Stated exercise: Give every line from the entries that contains "wins".

Source data:
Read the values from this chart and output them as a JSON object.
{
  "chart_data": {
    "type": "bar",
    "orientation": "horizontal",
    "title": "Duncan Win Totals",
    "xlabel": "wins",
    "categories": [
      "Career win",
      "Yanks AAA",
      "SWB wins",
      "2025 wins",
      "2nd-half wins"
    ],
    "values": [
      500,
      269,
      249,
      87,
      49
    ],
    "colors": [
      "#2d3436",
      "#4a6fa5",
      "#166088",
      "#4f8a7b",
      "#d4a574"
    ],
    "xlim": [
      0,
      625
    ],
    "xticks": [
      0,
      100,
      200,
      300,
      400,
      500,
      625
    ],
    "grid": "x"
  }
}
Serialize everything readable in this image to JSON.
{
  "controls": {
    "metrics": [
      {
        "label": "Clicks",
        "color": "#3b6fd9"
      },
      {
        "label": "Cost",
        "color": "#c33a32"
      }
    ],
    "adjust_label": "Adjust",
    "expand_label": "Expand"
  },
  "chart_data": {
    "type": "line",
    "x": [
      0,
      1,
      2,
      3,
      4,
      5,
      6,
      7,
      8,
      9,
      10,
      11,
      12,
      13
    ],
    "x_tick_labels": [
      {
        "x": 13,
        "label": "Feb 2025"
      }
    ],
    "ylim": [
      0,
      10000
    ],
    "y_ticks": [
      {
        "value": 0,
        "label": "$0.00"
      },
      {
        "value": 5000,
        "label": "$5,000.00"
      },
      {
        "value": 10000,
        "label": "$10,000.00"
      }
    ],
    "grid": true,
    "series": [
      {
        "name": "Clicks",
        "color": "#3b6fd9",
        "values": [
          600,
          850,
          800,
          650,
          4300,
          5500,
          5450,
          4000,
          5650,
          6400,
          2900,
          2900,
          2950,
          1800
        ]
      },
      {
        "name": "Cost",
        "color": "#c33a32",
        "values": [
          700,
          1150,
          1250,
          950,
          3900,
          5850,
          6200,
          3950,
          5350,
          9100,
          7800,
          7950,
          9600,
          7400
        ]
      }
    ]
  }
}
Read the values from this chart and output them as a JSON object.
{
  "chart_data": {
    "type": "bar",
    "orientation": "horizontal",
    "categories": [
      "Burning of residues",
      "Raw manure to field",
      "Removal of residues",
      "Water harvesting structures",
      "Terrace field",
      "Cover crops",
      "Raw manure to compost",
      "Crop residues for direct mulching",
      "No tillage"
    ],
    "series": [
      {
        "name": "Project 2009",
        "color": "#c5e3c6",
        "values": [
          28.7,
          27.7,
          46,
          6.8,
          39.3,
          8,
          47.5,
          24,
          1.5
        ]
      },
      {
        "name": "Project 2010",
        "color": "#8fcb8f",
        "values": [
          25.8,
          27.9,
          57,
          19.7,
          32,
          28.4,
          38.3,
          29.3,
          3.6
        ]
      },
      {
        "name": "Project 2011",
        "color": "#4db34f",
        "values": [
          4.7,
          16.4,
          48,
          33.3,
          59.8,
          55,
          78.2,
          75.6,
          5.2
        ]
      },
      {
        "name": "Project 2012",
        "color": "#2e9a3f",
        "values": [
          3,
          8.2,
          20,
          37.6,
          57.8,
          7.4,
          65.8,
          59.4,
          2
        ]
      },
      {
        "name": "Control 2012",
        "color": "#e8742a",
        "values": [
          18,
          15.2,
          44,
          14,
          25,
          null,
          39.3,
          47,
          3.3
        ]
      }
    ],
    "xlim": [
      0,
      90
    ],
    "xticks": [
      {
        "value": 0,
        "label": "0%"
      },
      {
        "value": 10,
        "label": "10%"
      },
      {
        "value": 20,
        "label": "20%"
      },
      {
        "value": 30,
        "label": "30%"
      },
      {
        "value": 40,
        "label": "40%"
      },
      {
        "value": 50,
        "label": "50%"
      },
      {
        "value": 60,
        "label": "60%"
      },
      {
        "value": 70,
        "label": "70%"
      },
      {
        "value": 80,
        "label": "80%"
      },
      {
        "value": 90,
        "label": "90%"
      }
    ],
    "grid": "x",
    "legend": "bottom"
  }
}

Worked solution:
    "xlabel": "wins",
      "SWB wins",
      "2025 wins",
      "2nd-half wins"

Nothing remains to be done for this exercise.